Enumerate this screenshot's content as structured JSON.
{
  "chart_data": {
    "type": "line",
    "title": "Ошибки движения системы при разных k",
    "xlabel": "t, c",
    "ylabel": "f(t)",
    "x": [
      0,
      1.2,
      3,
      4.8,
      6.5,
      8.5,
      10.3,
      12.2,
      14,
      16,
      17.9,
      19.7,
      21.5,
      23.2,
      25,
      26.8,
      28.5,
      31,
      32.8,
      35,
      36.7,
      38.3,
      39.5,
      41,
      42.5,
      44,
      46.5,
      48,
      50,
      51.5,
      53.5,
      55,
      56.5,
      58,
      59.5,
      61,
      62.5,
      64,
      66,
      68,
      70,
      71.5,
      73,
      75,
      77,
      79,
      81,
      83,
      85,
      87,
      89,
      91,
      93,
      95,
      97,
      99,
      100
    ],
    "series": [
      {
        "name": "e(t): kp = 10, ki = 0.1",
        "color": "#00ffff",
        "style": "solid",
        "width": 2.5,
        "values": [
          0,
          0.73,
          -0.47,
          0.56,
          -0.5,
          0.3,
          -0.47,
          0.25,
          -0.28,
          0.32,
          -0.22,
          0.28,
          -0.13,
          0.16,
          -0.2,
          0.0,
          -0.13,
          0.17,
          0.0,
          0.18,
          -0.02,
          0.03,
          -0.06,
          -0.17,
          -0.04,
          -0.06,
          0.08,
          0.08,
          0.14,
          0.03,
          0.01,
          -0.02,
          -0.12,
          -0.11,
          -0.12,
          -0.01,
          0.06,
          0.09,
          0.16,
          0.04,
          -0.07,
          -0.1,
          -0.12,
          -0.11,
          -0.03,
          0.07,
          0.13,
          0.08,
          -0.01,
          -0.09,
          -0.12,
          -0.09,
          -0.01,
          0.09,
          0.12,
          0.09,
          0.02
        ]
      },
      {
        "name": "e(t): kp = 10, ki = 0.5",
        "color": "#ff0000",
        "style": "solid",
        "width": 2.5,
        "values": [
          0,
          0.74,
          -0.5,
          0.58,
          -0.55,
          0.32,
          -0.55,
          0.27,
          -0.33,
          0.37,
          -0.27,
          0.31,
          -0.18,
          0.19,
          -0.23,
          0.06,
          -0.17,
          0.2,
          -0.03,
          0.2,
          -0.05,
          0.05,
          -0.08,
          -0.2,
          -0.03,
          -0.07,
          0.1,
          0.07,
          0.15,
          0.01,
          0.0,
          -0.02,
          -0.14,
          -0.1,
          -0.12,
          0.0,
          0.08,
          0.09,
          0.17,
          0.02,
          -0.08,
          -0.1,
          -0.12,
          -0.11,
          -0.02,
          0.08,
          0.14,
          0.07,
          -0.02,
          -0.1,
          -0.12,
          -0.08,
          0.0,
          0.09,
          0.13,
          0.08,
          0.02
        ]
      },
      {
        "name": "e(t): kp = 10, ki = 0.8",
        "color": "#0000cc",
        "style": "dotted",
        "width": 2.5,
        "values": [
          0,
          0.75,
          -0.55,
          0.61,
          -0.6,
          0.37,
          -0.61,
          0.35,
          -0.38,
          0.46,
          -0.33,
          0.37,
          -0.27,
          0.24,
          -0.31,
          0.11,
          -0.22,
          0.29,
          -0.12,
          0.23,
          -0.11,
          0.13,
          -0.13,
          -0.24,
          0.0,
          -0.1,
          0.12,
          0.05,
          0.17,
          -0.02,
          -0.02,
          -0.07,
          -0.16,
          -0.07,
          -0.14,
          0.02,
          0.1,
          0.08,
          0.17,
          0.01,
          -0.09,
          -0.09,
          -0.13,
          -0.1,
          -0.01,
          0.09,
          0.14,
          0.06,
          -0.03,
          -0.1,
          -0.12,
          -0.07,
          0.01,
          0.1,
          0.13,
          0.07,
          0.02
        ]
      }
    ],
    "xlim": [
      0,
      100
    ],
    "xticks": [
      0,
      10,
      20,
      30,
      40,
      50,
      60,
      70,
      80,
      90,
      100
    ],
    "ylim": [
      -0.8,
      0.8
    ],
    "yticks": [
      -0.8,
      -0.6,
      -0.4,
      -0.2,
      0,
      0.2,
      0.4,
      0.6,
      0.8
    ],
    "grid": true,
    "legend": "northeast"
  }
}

EXERCISE:
Select and copy every line from the records that includes the word "name".

ANSWER BELOW:
        "name": "e(t): kp = 10, ki = 0.1",
        "name": "e(t): kp = 10, ki = 0.5",
        "name": "e(t): kp = 10, ki = 0.8",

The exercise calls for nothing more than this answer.